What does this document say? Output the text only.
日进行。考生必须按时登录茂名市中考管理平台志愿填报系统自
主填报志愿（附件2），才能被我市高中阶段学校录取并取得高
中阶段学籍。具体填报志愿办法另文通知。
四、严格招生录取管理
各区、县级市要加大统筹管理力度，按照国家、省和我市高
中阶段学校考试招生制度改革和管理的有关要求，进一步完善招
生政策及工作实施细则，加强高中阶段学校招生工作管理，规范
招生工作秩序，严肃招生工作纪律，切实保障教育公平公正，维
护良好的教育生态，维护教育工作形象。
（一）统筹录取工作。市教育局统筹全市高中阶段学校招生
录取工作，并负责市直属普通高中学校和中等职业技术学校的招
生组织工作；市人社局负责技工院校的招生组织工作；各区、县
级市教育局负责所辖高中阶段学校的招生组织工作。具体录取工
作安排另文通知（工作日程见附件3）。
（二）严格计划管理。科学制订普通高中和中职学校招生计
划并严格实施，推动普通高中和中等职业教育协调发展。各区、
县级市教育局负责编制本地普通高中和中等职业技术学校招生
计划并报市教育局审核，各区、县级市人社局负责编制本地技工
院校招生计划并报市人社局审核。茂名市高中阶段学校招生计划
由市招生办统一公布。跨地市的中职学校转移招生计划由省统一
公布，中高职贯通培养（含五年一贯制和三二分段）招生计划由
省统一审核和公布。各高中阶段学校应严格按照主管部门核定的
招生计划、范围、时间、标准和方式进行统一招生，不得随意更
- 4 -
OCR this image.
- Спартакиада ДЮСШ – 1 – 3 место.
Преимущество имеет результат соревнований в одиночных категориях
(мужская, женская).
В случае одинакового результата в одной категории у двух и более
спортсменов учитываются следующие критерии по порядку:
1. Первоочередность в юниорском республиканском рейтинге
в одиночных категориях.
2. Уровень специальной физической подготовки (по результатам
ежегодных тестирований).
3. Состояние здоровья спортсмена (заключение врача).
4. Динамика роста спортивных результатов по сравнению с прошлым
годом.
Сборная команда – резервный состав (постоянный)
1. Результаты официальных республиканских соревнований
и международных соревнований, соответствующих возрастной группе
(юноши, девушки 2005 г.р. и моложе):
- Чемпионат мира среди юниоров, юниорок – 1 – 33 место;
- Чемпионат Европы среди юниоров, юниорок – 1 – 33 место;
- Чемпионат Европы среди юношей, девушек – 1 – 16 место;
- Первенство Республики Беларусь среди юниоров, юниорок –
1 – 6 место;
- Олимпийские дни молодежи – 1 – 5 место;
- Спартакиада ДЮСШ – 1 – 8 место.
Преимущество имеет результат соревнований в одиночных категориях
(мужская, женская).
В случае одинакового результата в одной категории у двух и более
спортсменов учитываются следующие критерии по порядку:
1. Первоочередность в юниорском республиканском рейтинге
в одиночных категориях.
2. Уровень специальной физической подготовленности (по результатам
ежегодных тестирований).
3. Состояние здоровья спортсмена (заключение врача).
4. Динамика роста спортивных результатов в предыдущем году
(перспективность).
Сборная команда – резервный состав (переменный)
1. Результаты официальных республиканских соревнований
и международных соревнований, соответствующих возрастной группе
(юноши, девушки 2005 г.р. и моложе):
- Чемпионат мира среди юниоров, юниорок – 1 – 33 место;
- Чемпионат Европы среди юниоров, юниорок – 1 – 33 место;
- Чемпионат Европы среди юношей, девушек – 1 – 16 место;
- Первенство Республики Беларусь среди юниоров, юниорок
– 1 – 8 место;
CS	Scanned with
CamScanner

==

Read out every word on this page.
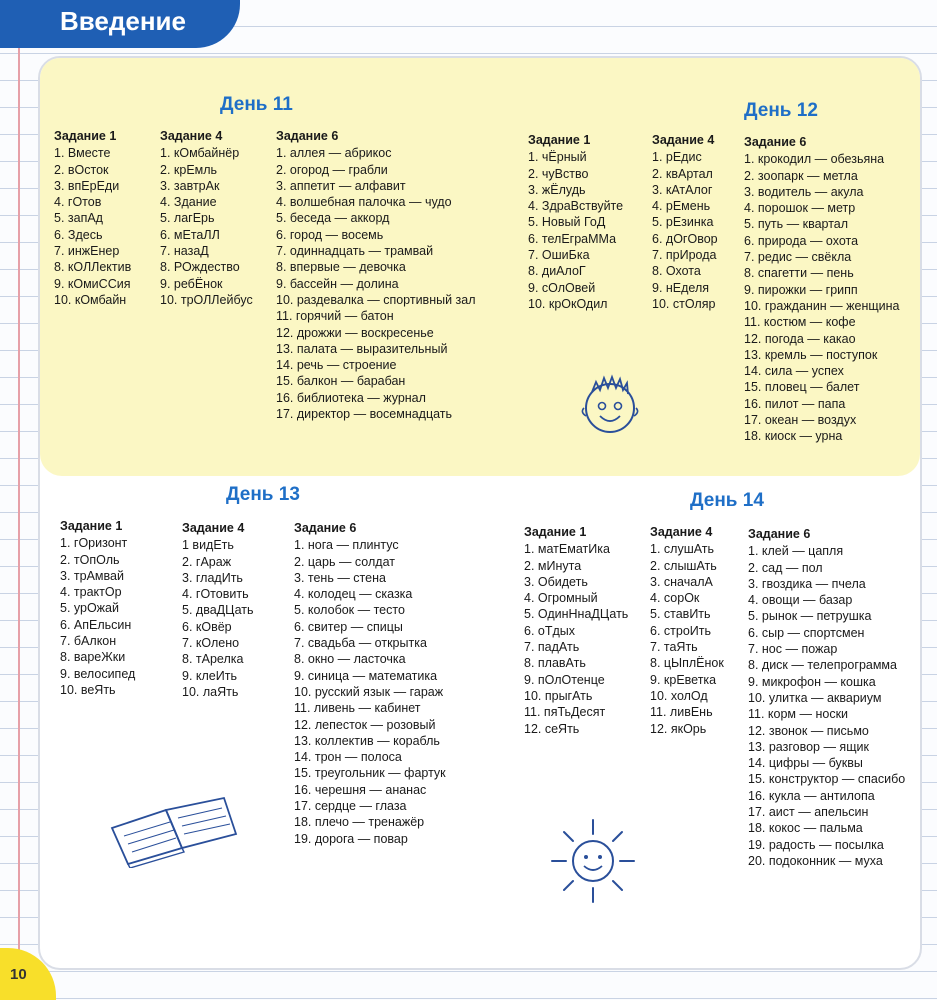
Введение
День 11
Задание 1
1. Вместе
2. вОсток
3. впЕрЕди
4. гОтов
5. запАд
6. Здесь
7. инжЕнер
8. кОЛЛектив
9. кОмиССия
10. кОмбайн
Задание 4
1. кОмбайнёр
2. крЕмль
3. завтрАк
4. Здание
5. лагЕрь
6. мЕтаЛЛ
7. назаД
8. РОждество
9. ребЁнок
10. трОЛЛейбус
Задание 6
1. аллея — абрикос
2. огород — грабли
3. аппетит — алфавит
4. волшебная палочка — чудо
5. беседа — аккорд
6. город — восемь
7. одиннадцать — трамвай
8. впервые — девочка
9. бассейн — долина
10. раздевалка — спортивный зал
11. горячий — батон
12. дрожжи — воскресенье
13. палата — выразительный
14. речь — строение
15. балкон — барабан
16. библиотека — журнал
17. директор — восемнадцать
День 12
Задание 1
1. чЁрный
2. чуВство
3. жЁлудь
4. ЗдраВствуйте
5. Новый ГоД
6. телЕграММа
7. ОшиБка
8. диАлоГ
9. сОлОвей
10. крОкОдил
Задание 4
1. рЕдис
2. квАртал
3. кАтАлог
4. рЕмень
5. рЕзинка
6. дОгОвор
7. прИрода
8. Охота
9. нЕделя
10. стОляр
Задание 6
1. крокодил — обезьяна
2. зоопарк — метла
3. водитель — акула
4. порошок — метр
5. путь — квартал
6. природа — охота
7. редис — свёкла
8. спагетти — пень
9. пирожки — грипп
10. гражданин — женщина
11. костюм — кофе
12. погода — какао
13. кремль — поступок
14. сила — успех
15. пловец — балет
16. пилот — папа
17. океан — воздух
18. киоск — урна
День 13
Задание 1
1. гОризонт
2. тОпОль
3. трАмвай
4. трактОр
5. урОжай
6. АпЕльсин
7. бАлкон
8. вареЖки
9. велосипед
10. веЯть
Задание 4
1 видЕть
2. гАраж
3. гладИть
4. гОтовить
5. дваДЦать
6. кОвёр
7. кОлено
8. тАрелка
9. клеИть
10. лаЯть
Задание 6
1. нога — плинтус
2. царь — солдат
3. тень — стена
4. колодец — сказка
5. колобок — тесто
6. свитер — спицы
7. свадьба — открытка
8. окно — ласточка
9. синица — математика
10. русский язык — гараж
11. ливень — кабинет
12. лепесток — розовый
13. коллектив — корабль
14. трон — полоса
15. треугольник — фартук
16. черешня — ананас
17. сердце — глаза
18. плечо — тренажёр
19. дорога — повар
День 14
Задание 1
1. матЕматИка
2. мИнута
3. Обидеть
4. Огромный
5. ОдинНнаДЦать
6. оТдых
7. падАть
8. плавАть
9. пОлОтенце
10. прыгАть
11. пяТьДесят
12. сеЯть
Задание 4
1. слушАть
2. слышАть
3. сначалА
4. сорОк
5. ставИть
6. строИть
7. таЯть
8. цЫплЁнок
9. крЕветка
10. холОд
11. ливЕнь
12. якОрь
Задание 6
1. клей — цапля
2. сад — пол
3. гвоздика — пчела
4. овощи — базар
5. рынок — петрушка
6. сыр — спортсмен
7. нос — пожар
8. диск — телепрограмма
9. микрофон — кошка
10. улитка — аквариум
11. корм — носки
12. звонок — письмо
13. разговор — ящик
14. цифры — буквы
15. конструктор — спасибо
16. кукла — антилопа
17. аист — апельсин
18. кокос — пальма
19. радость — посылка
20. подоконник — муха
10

*AIM OF THE TASK:*
Identify each line in the records above containing the word "Динамика"; copy those lines.

*SOLVED PROBLEM:*
4. Динамика роста спортивных результатов по сравнению с прошлым
4. Динамика роста спортивных результатов в предыдущем году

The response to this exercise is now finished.